>> BEGIN
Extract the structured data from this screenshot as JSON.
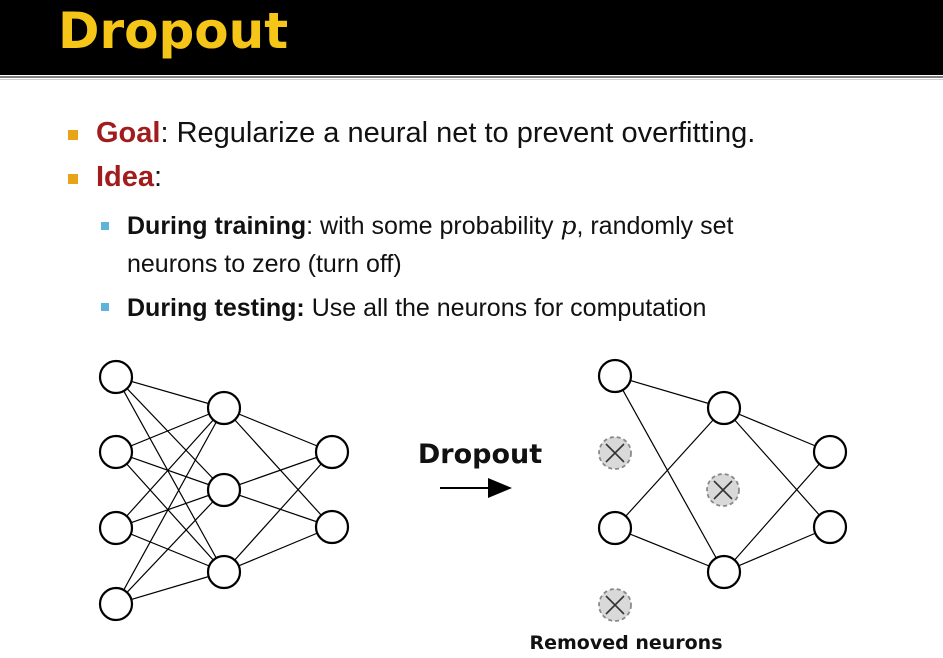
{
  "title": "Dropout",
  "bullets": {
    "goal_term": "Goal",
    "goal_text": ": Regularize a neural net to prevent overfitting.",
    "idea_term": "Idea",
    "idea_colon": ":",
    "sub1_term": "During training",
    "sub1_text_a": ": with some probability ",
    "sub1_var": "p",
    "sub1_text_b": ", randomly set",
    "sub1_line2": "neurons to zero (turn off)",
    "sub2_term": "During testing:",
    "sub2_text": " Use all the neurons for computation"
  },
  "diagram": {
    "arrow_label": "Dropout",
    "removed_label": "Removed neurons"
  },
  "colors": {
    "title": "#f5c518",
    "term_red": "#a11c1c",
    "bullet_l1": "#e8a317",
    "bullet_l2": "#5fb3d8"
  }
}
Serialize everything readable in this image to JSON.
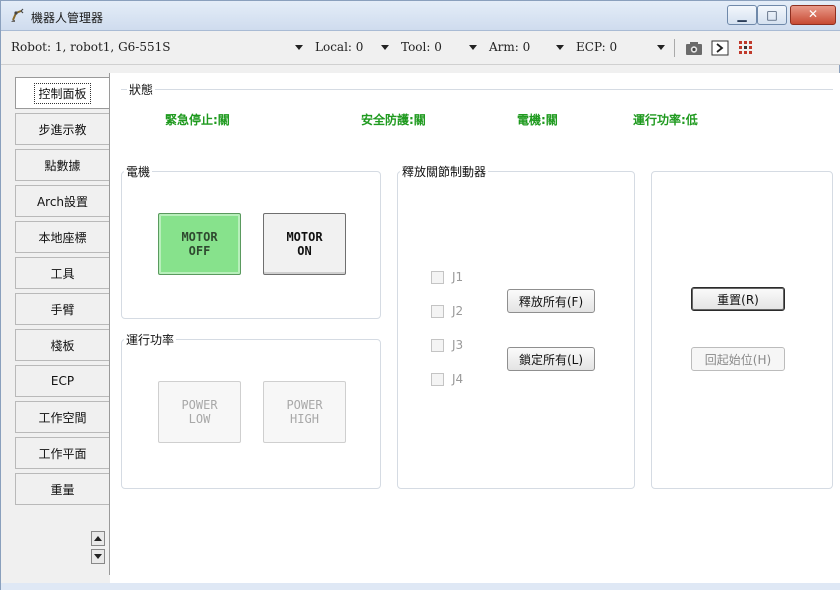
{
  "window": {
    "title": "機器人管理器"
  },
  "toolbar": {
    "robot": "Robot: 1, robot1, G6-551S",
    "local": "Local: 0",
    "tool": "Tool: 0",
    "arm": "Arm: 0",
    "ecp": "ECP: 0"
  },
  "tabs": [
    "控制面板",
    "步進示教",
    "點數據",
    "Arch設置",
    "本地座標",
    "工具",
    "手臂",
    "棧板",
    "ECP",
    "工作空間",
    "工作平面",
    "重量"
  ],
  "status": {
    "title": "狀態",
    "estop": "緊急停止:關",
    "safeguard": "安全防護:關",
    "motor": "電機:關",
    "power": "運行功率:低"
  },
  "motor_group": {
    "title": "電機",
    "off_line1": "MOTOR",
    "off_line2": "OFF",
    "on_line1": "MOTOR",
    "on_line2": "ON"
  },
  "power_group": {
    "title": "運行功率",
    "low_line1": "POWER",
    "low_line2": "LOW",
    "high_line1": "POWER",
    "high_line2": "HIGH"
  },
  "brake_group": {
    "title": "釋放關節制動器",
    "joints": [
      "J1",
      "J2",
      "J3",
      "J4"
    ],
    "release_all": "釋放所有(F)",
    "lock_all": "鎖定所有(L)"
  },
  "actions": {
    "reset": "重置(R)",
    "home": "回起始位(H)"
  },
  "colors": {
    "status_green": "#1f9a1f",
    "motor_off_bg": "#87e28c"
  }
}
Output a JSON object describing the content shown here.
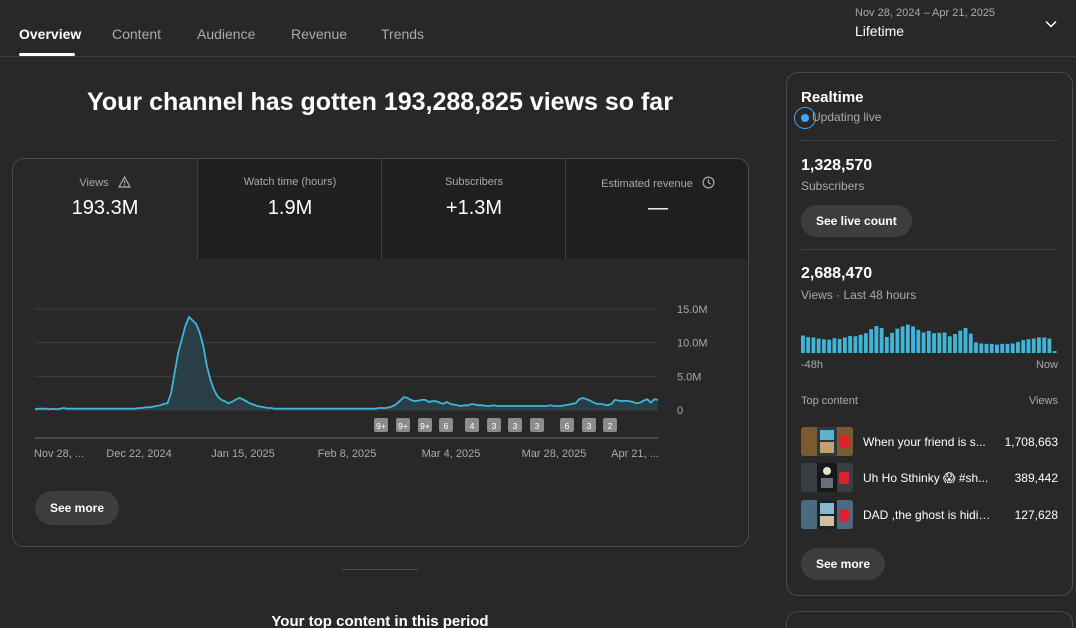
>> END
Your task:
Give again exactly the lines from the one holding "Serialize everything readable" to the final line of the records, both ends included; any pictures stay out.

Written answer:
Serialize everything readable in this image to JSON.
{
  "window": {
    "title": "機器人管理器"
  },
  "toolbar": {
    "robot": "Robot: 1, robot1, G6-551S",
    "local": "Local: 0",
    "tool": "Tool: 0",
    "arm": "Arm: 0",
    "ecp": "ECP: 0"
  },
  "tabs": [
    "控制面板",
    "步進示教",
    "點數據",
    "Arch設置",
    "本地座標",
    "工具",
    "手臂",
    "棧板",
    "ECP",
    "工作空間",
    "工作平面",
    "重量"
  ],
  "status": {
    "title": "狀態",
    "estop": "緊急停止:關",
    "safeguard": "安全防護:關",
    "motor": "電機:關",
    "power": "運行功率:低"
  },
  "motor_group": {
    "title": "電機",
    "off_line1": "MOTOR",
    "off_line2": "OFF",
    "on_line1": "MOTOR",
    "on_line2": "ON"
  },
  "power_group": {
    "title": "運行功率",
    "low_line1": "POWER",
    "low_line2": "LOW",
    "high_line1": "POWER",
    "high_line2": "HIGH"
  },
  "brake_group": {
    "title": "釋放關節制動器",
    "joints": [
      "J1",
      "J2",
      "J3",
      "J4"
    ],
    "release_all": "釋放所有(F)",
    "lock_all": "鎖定所有(L)"
  },
  "actions": {
    "reset": "重置(R)",
    "home": "回起始位(H)"
  },
  "colors": {
    "status_green": "#1f9a1f",
    "motor_off_bg": "#87e28c"
  }
}
Output a JSON object describing the content shown here.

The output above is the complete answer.